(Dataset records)
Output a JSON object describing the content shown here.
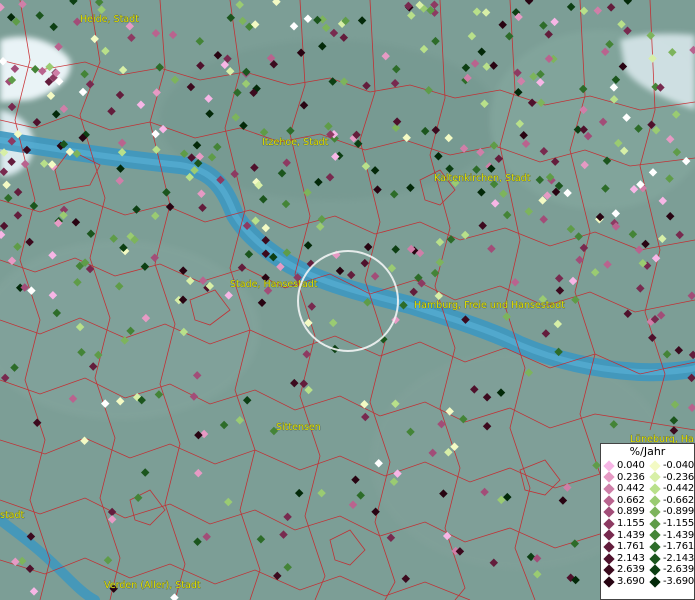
{
  "places": [
    {
      "id": "heide",
      "name": "Heide, Stadt"
    },
    {
      "id": "itzehoe",
      "name": "Itzehoe, Stadt"
    },
    {
      "id": "kaltenkirchen",
      "name": "Kaltenkirchen, Stadt"
    },
    {
      "id": "stade",
      "name": "Stade, Hansestadt"
    },
    {
      "id": "hamburg",
      "name": "Hamburg, Freie und Hansestadt"
    },
    {
      "id": "sittensen",
      "name": "Sittensen"
    },
    {
      "id": "lueneburg",
      "name": "Lüneburg, Ha"
    },
    {
      "id": "left-edge",
      "name": "stadt"
    },
    {
      "id": "verden",
      "name": "Verden (Aller), Stadt"
    }
  ],
  "legend": {
    "title": "%/Jahr",
    "positive": [
      {
        "label": "0.040",
        "color": "#f7b6e6"
      },
      {
        "label": "0.236",
        "color": "#e69ac4"
      },
      {
        "label": "0.442",
        "color": "#cf7fa8"
      },
      {
        "label": "0.662",
        "color": "#b9638e"
      },
      {
        "label": "0.899",
        "color": "#a24d78"
      },
      {
        "label": "1.155",
        "color": "#8d3a62"
      },
      {
        "label": "1.439",
        "color": "#782a4f"
      },
      {
        "label": "1.761",
        "color": "#631d3c"
      },
      {
        "label": "2.143",
        "color": "#4f112c"
      },
      {
        "label": "2.639",
        "color": "#3c0a1e"
      },
      {
        "label": "3.690",
        "color": "#280412"
      }
    ],
    "negative": [
      {
        "label": "-0.040",
        "color": "#f3fac4"
      },
      {
        "label": "-0.236",
        "color": "#d7efa7"
      },
      {
        "label": "-0.442",
        "color": "#b8e08a"
      },
      {
        "label": "-0.662",
        "color": "#9acb72"
      },
      {
        "label": "-0.899",
        "color": "#7db45c"
      },
      {
        "label": "-1.155",
        "color": "#5f9c48"
      },
      {
        "label": "-1.439",
        "color": "#448437"
      },
      {
        "label": "-1.761",
        "color": "#2d6c29"
      },
      {
        "label": "-2.143",
        "color": "#1b551d"
      },
      {
        "label": "-2.639",
        "color": "#0d3f13"
      },
      {
        "label": "-3.690",
        "color": "#032909"
      }
    ]
  },
  "colors": {
    "land": "#7c9e96",
    "boundary": "#c8262b",
    "water": "#3d97c0",
    "cloud": "#e9f3f6"
  }
}
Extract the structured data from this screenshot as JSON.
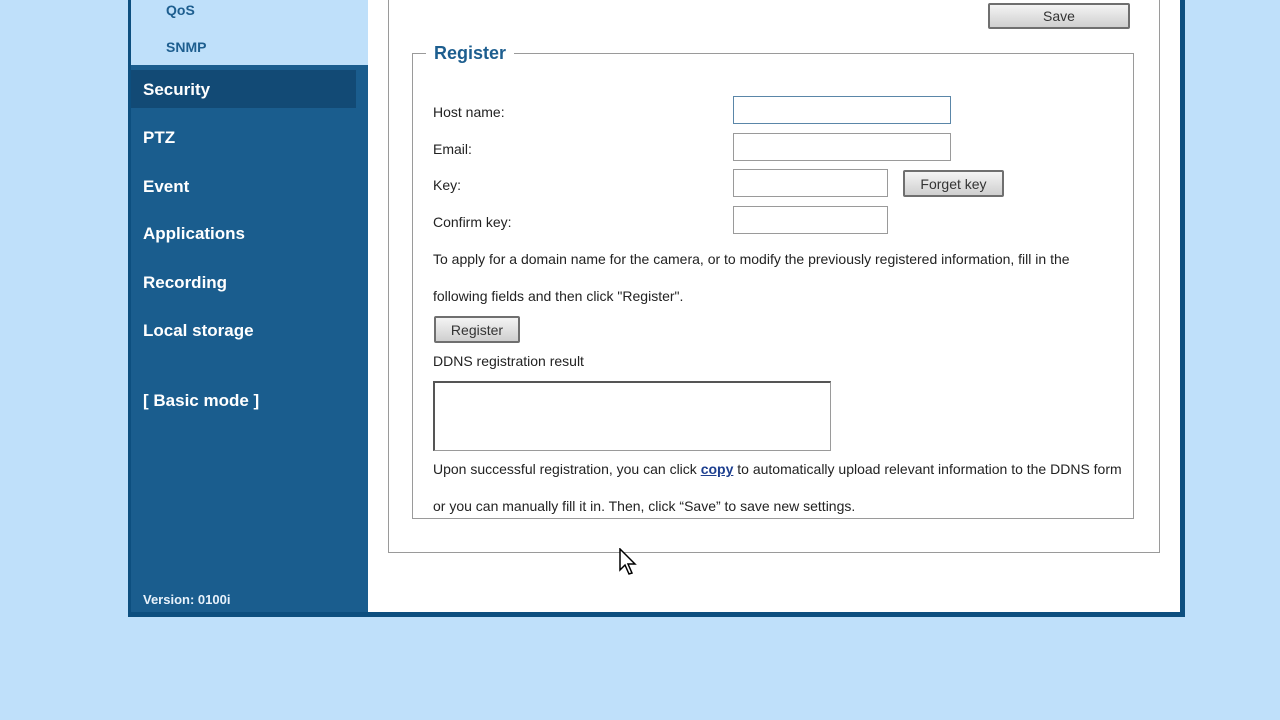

-- Description of the task --
Quote the data above in full, leaving out the pictures it holds.

-- Solution below --
Output a JSON object describing the content shown here.
{
  "places": [
    {
      "id": "heide",
      "name": "Heide, Stadt"
    },
    {
      "id": "itzehoe",
      "name": "Itzehoe, Stadt"
    },
    {
      "id": "kaltenkirchen",
      "name": "Kaltenkirchen, Stadt"
    },
    {
      "id": "stade",
      "name": "Stade, Hansestadt"
    },
    {
      "id": "hamburg",
      "name": "Hamburg, Freie und Hansestadt"
    },
    {
      "id": "sittensen",
      "name": "Sittensen"
    },
    {
      "id": "lueneburg",
      "name": "Lüneburg, Ha"
    },
    {
      "id": "left-edge",
      "name": "stadt"
    },
    {
      "id": "verden",
      "name": "Verden (Aller), Stadt"
    }
  ],
  "legend": {
    "title": "%/Jahr",
    "positive": [
      {
        "label": "0.040",
        "color": "#f7b6e6"
      },
      {
        "label": "0.236",
        "color": "#e69ac4"
      },
      {
        "label": "0.442",
        "color": "#cf7fa8"
      },
      {
        "label": "0.662",
        "color": "#b9638e"
      },
      {
        "label": "0.899",
        "color": "#a24d78"
      },
      {
        "label": "1.155",
        "color": "#8d3a62"
      },
      {
        "label": "1.439",
        "color": "#782a4f"
      },
      {
        "label": "1.761",
        "color": "#631d3c"
      },
      {
        "label": "2.143",
        "color": "#4f112c"
      },
      {
        "label": "2.639",
        "color": "#3c0a1e"
      },
      {
        "label": "3.690",
        "color": "#280412"
      }
    ],
    "negative": [
      {
        "label": "-0.040",
        "color": "#f3fac4"
      },
      {
        "label": "-0.236",
        "color": "#d7efa7"
      },
      {
        "label": "-0.442",
        "color": "#b8e08a"
      },
      {
        "label": "-0.662",
        "color": "#9acb72"
      },
      {
        "label": "-0.899",
        "color": "#7db45c"
      },
      {
        "label": "-1.155",
        "color": "#5f9c48"
      },
      {
        "label": "-1.439",
        "color": "#448437"
      },
      {
        "label": "-1.761",
        "color": "#2d6c29"
      },
      {
        "label": "-2.143",
        "color": "#1b551d"
      },
      {
        "label": "-2.639",
        "color": "#0d3f13"
      },
      {
        "label": "-3.690",
        "color": "#032909"
      }
    ]
  },
  "colors": {
    "land": "#7c9e96",
    "boundary": "#c8262b",
    "water": "#3d97c0",
    "cloud": "#e9f3f6"
  }
}
Extract the structured data from this screenshot as JSON.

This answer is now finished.